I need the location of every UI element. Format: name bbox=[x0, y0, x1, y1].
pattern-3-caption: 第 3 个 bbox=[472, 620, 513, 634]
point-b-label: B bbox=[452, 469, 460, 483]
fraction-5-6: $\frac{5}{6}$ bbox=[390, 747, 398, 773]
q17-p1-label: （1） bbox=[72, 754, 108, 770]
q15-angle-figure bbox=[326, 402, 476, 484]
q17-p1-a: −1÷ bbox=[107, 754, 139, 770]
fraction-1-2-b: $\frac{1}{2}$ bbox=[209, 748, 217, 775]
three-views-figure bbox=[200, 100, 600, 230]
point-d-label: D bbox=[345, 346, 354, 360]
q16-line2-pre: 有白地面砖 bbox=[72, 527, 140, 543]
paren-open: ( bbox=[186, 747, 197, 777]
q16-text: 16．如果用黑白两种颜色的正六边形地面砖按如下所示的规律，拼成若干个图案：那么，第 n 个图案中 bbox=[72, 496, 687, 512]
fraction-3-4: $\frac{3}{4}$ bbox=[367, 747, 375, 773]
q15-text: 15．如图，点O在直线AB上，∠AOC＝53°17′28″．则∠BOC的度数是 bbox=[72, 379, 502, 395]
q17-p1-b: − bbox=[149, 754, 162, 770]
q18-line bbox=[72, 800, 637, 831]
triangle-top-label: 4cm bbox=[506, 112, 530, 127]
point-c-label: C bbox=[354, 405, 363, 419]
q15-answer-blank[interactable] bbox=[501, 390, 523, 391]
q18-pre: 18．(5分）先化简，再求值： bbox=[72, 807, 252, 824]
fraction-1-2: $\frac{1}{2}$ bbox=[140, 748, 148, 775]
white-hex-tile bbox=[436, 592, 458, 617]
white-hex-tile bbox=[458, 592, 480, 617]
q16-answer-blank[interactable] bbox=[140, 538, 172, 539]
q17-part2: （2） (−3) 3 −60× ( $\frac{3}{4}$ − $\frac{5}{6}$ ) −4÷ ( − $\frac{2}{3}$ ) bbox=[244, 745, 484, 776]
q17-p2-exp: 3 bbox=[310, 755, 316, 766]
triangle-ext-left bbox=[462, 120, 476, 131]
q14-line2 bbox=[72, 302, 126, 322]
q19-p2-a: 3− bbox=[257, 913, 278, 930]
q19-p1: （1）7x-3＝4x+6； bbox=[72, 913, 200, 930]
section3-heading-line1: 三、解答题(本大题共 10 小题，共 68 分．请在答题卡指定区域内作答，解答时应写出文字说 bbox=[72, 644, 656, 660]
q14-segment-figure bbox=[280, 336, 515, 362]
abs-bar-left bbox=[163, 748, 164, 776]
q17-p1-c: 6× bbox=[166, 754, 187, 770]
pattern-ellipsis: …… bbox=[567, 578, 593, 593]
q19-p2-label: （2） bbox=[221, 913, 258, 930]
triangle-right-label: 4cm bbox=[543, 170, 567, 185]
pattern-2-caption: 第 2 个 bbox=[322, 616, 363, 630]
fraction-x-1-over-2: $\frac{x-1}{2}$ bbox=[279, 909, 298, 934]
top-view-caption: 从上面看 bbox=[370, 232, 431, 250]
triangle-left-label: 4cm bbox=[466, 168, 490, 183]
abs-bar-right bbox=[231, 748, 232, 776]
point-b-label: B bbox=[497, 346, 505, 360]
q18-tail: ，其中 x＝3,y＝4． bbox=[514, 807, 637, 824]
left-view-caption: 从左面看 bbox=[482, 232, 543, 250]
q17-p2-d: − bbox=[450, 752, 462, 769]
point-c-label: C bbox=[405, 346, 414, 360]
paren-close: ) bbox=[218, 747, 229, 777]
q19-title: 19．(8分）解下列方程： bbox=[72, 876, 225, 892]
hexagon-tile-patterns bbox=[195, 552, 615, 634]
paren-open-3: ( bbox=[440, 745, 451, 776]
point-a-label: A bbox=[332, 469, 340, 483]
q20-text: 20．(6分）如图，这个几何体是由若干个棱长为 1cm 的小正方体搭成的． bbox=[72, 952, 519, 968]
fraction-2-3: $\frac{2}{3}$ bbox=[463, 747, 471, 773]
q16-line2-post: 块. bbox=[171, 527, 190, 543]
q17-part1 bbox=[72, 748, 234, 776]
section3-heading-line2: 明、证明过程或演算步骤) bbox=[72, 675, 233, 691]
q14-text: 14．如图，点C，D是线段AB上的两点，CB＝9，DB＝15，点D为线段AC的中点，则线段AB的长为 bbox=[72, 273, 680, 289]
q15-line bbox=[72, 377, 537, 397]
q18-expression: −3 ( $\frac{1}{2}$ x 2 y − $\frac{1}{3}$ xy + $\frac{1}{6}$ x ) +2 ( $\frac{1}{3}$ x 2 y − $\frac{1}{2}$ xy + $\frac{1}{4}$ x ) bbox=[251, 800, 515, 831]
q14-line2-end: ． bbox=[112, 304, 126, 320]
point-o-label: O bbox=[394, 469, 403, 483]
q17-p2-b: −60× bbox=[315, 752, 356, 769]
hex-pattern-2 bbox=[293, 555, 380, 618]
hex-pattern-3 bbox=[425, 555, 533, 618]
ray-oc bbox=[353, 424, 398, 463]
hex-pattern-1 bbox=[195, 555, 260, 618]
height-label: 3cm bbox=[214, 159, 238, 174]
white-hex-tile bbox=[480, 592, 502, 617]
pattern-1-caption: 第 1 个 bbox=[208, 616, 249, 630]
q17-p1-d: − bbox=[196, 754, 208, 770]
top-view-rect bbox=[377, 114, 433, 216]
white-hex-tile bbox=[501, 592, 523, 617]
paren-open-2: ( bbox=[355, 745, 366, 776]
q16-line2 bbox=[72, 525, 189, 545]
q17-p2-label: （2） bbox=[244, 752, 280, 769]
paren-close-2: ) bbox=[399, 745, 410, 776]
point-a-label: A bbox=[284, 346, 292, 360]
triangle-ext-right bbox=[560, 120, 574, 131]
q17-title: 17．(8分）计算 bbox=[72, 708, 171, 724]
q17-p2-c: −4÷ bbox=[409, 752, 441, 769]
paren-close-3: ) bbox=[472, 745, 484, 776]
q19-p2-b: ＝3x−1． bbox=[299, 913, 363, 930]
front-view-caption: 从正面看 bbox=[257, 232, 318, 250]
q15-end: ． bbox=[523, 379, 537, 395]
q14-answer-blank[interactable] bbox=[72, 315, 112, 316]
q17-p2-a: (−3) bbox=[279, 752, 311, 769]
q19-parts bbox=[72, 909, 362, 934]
——————————
Output everything from the start of the entries through the line containing "q15-answer-blank[interactable] bbox=[501, 390, 523, 391]" as a Markdown table with the columns Number and Content. Put one line per row and skip any blank lines.

| Number | Content |
|---|---|
| 1 | I need the location of every UI element. Format: name bbox=[x0, y0, x1, y1]. |
| 2 | pattern-3-caption: 第 3 个 bbox=[472, 620, 513, 634] |
| 3 | point-b-label: B bbox=[452, 469, 460, 483] |
| 4 | fraction-5-6: $\frac{5}{6}$ bbox=[390, 747, 398, 773] |
| 5 | q17-p1-label: （1） bbox=[72, 754, 108, 770] |
| 6 | q15-angle-figure bbox=[326, 402, 476, 484] |
| 7 | q17-p1-a: −1÷ bbox=[107, 754, 139, 770] |
| 8 | fraction-1-2-b: $\frac{1}{2}$ bbox=[209, 748, 217, 775] |
| 9 | three-views-figure bbox=[200, 100, 600, 230] |
| 10 | point-d-label: D bbox=[345, 346, 354, 360] |
| 11 | q16-line2-pre: 有白地面砖 bbox=[72, 527, 140, 543] |
| 12 | paren-open: ( bbox=[186, 747, 197, 777] |
| 13 | q16-text: 16．如果用黑白两种颜色的正六边形地面砖按如下所示的规律，拼成若干个图案：那么，第 n 个图案中 bbox=[72, 496, 687, 512] |
| 14 | fraction-3-4: $\frac{3}{4}$ bbox=[367, 747, 375, 773] |
| 15 | q15-text: 15．如图，点O在直线AB上，∠AOC＝53°17′28″．则∠BOC的度数是 bbox=[72, 379, 502, 395] |
| 16 | q17-p1-b: − bbox=[149, 754, 162, 770] |
| 17 | q18-line bbox=[72, 800, 637, 831] |
| 18 | triangle-top-label: 4cm bbox=[506, 112, 530, 127] |
| 19 | point-c-label: C bbox=[354, 405, 363, 419] |
| 20 | q15-answer-blank[interactable] bbox=[501, 390, 523, 391] |